TASK STATEMENT: Restate the whole listing word for word, missing no line.

DATA FOR PROCESSING:
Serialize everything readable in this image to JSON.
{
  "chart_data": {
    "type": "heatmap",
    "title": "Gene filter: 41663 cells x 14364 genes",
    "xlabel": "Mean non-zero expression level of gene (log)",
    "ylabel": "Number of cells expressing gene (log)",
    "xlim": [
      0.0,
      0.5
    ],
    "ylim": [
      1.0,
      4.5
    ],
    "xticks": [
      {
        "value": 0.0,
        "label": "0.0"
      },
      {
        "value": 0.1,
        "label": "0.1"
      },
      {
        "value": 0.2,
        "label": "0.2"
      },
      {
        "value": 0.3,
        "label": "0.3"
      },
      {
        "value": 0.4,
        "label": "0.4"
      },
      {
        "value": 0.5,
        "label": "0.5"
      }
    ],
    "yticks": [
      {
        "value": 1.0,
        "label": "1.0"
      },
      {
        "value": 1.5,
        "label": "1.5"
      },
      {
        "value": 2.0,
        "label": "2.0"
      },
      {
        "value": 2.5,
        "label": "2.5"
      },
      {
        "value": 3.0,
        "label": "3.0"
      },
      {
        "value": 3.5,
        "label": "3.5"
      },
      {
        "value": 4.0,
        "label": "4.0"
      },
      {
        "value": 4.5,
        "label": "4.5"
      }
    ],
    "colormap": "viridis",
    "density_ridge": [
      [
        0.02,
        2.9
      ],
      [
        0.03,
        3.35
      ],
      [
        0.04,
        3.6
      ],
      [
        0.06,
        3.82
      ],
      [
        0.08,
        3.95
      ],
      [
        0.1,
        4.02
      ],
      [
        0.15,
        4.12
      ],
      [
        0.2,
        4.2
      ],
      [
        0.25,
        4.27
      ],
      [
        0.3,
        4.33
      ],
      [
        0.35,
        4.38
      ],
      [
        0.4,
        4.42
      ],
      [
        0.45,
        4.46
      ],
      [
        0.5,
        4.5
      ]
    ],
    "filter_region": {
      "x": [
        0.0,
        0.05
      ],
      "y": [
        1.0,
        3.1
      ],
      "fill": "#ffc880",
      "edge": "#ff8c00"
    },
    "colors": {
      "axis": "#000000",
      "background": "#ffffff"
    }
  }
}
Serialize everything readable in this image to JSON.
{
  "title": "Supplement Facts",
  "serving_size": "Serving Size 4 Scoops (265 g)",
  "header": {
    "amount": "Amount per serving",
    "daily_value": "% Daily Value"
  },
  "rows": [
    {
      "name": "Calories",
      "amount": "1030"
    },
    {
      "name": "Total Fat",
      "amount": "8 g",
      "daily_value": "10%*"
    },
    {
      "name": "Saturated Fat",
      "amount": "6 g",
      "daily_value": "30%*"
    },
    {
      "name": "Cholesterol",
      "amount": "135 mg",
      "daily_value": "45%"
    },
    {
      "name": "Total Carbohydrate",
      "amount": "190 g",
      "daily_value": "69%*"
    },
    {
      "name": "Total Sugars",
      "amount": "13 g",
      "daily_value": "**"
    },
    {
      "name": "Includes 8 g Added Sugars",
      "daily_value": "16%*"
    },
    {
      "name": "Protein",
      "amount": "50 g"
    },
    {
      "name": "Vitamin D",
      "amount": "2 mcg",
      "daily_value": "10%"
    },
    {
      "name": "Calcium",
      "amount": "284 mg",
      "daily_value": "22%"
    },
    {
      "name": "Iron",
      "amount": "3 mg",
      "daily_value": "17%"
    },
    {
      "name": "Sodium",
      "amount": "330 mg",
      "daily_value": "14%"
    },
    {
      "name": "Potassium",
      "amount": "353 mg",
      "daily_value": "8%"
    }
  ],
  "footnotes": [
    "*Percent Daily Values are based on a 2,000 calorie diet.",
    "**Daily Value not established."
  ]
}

WRITTEN ANSWER:
Serialize everything readable in this image to JSON.
{
  "chart_data": {
    "type": "heatmap",
    "title": "Gene filter: 41663 cells x 14364 genes",
    "xlabel": "Mean non-zero expression level of gene (log)",
    "ylabel": "Number of cells expressing gene (log)",
    "xlim": [
      0.0,
      0.5
    ],
    "ylim": [
      1.0,
      4.5
    ],
    "xticks": [
      {
        "value": 0.0,
        "label": "0.0"
      },
      {
        "value": 0.1,
        "label": "0.1"
      },
      {
        "value": 0.2,
        "label": "0.2"
      },
      {
        "value": 0.3,
        "label": "0.3"
      },
      {
        "value": 0.4,
        "label": "0.4"
      },
      {
        "value": 0.5,
        "label": "0.5"
      }
    ],
    "yticks": [
      {
        "value": 1.0,
        "label": "1.0"
      },
      {
        "value": 1.5,
        "label": "1.5"
      },
      {
        "value": 2.0,
        "label": "2.0"
      },
      {
        "value": 2.5,
        "label": "2.5"
      },
      {
        "value": 3.0,
        "label": "3.0"
      },
      {
        "value": 3.5,
        "label": "3.5"
      },
      {
        "value": 4.0,
        "label": "4.0"
      },
      {
        "value": 4.5,
        "label": "4.5"
      }
    ],
    "colormap": "viridis",
    "density_ridge": [
      [
        0.02,
        2.9
      ],
      [
        0.03,
        3.35
      ],
      [
        0.04,
        3.6
      ],
      [
        0.06,
        3.82
      ],
      [
        0.08,
        3.95
      ],
      [
        0.1,
        4.02
      ],
      [
        0.15,
        4.12
      ],
      [
        0.2,
        4.2
      ],
      [
        0.25,
        4.27
      ],
      [
        0.3,
        4.33
      ],
      [
        0.35,
        4.38
      ],
      [
        0.4,
        4.42
      ],
      [
        0.45,
        4.46
      ],
      [
        0.5,
        4.5
      ]
    ],
    "filter_region": {
      "x": [
        0.0,
        0.05
      ],
      "y": [
        1.0,
        3.1
      ],
      "fill": "#ffc880",
      "edge": "#ff8c00"
    },
    "colors": {
      "axis": "#000000",
      "background": "#ffffff"
    }
  }
}
Serialize everything readable in this image to JSON.
{
  "title": "Supplement Facts",
  "serving_size": "Serving Size 4 Scoops (265 g)",
  "header": {
    "amount": "Amount per serving",
    "daily_value": "% Daily Value"
  },
  "rows": [
    {
      "name": "Calories",
      "amount": "1030"
    },
    {
      "name": "Total Fat",
      "amount": "8 g",
      "daily_value": "10%*"
    },
    {
      "name": "Saturated Fat",
      "amount": "6 g",
      "daily_value": "30%*"
    },
    {
      "name": "Cholesterol",
      "amount": "135 mg",
      "daily_value": "45%"
    },
    {
      "name": "Total Carbohydrate",
      "amount": "190 g",
      "daily_value": "69%*"
    },
    {
      "name": "Total Sugars",
      "amount": "13 g",
      "daily_value": "**"
    },
    {
      "name": "Includes 8 g Added Sugars",
      "daily_value": "16%*"
    },
    {
      "name": "Protein",
      "amount": "50 g"
    },
    {
      "name": "Vitamin D",
      "amount": "2 mcg",
      "daily_value": "10%"
    },
    {
      "name": "Calcium",
      "amount": "284 mg",
      "daily_value": "22%"
    },
    {
      "name": "Iron",
      "amount": "3 mg",
      "daily_value": "17%"
    },
    {
      "name": "Sodium",
      "amount": "330 mg",
      "daily_value": "14%"
    },
    {
      "name": "Potassium",
      "amount": "353 mg",
      "daily_value": "8%"
    }
  ],
  "footnotes": [
    "*Percent Daily Values are based on a 2,000 calorie diet.",
    "**Daily Value not established."
  ]
}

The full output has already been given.